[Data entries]

......

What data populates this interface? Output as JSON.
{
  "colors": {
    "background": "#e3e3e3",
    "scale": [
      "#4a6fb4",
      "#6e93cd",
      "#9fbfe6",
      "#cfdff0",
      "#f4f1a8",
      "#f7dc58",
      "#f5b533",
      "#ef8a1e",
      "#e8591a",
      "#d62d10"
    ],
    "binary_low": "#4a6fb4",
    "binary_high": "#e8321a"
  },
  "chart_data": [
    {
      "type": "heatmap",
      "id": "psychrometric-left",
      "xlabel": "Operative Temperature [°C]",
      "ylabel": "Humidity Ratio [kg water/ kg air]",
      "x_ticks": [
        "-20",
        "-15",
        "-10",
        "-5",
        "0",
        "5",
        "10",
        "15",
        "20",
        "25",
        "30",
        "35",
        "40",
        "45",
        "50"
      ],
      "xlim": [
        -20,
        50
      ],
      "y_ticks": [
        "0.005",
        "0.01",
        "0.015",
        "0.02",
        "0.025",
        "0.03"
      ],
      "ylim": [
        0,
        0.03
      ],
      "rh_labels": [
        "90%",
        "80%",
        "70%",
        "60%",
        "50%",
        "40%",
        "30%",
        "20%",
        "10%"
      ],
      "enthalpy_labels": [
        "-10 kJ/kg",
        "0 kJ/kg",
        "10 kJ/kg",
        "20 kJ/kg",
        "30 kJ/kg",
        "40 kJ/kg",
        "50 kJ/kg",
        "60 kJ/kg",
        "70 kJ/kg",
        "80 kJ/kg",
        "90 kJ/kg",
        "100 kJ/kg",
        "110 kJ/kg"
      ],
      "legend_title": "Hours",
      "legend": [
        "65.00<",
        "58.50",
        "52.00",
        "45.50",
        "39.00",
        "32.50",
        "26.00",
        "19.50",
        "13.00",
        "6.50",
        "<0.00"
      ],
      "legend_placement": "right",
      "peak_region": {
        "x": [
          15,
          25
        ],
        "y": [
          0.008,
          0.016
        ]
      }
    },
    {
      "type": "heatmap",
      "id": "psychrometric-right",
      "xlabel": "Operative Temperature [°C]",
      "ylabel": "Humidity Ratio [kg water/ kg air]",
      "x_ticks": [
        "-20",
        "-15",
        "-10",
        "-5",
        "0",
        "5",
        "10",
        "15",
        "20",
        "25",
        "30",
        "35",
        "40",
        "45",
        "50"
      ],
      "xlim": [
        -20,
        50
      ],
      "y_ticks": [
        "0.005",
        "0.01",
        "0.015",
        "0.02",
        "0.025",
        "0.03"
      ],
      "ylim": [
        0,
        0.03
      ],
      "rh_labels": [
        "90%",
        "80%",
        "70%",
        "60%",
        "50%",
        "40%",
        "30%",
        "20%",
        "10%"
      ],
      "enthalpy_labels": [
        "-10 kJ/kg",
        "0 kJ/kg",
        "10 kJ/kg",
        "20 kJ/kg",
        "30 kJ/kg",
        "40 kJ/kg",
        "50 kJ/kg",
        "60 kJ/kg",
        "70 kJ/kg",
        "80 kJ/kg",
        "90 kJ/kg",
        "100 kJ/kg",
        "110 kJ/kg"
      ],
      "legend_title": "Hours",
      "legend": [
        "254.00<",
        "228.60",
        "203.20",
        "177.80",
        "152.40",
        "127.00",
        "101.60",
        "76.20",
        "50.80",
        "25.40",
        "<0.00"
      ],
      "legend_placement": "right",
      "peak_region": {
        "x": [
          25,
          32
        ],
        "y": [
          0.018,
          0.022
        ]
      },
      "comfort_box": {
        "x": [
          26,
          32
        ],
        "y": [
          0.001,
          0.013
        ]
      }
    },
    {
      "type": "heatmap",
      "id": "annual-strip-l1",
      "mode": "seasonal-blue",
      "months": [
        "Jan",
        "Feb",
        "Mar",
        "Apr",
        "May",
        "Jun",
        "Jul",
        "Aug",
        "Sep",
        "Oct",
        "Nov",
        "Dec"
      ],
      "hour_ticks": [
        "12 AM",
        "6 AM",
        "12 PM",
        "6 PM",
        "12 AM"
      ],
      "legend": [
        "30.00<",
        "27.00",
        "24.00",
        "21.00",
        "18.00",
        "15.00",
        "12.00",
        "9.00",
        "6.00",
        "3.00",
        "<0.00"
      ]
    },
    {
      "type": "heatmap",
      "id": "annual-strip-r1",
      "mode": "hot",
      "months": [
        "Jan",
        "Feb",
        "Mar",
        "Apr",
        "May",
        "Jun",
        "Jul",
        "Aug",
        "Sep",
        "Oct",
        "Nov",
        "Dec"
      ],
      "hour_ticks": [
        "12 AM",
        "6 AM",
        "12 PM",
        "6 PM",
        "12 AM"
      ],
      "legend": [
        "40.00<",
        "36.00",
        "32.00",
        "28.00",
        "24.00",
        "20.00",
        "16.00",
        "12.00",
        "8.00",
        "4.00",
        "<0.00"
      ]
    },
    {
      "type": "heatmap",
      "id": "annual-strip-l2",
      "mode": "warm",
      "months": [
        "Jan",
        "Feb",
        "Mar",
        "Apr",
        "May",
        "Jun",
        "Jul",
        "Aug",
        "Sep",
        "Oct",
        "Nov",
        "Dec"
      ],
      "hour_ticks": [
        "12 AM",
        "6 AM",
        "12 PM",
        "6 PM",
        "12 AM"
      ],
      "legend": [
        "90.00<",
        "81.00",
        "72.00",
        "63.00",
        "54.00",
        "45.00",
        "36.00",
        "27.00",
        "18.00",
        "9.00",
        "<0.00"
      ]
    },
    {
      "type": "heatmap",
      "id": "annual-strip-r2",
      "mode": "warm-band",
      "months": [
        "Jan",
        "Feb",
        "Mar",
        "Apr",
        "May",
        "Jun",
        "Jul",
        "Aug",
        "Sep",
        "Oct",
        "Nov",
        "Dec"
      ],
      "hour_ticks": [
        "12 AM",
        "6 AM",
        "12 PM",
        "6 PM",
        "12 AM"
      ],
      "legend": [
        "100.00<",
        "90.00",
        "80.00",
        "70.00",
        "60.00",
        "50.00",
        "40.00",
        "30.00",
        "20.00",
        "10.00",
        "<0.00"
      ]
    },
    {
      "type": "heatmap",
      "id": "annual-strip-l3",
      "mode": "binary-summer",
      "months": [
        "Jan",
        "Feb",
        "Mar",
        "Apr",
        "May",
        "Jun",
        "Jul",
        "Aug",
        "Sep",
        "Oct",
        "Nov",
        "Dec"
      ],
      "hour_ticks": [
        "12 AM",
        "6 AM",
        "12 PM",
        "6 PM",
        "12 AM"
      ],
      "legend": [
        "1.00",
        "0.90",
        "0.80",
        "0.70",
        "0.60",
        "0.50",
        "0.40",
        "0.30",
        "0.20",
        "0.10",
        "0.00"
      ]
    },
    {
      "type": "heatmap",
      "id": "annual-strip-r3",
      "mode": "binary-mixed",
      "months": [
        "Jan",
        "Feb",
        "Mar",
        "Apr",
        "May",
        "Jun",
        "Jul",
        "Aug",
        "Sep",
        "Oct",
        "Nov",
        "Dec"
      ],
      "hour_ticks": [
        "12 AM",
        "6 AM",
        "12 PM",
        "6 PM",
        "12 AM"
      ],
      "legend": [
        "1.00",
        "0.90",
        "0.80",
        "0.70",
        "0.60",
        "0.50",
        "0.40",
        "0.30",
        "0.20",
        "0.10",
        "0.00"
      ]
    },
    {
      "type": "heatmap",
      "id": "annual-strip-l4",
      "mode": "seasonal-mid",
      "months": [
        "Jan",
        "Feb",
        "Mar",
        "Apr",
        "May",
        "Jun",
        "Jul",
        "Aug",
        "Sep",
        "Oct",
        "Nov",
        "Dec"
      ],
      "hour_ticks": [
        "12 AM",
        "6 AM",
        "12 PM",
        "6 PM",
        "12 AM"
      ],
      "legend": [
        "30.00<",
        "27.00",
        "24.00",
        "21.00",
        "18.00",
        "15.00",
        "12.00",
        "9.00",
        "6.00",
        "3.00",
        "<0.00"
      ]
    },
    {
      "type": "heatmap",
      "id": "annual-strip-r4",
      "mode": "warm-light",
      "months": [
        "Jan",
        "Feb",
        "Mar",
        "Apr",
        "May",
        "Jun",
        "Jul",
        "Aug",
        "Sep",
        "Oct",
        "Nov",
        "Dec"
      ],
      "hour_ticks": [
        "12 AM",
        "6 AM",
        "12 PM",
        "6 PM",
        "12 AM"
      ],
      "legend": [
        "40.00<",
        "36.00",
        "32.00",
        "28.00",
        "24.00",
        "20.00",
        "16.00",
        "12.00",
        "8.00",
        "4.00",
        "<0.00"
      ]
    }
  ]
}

......

### Directions for this task:
Look through the entries above and list every line containing "warm".

### Full solution:
      "mode": "warm",
      "mode": "warm-band",
      "mode": "warm-light",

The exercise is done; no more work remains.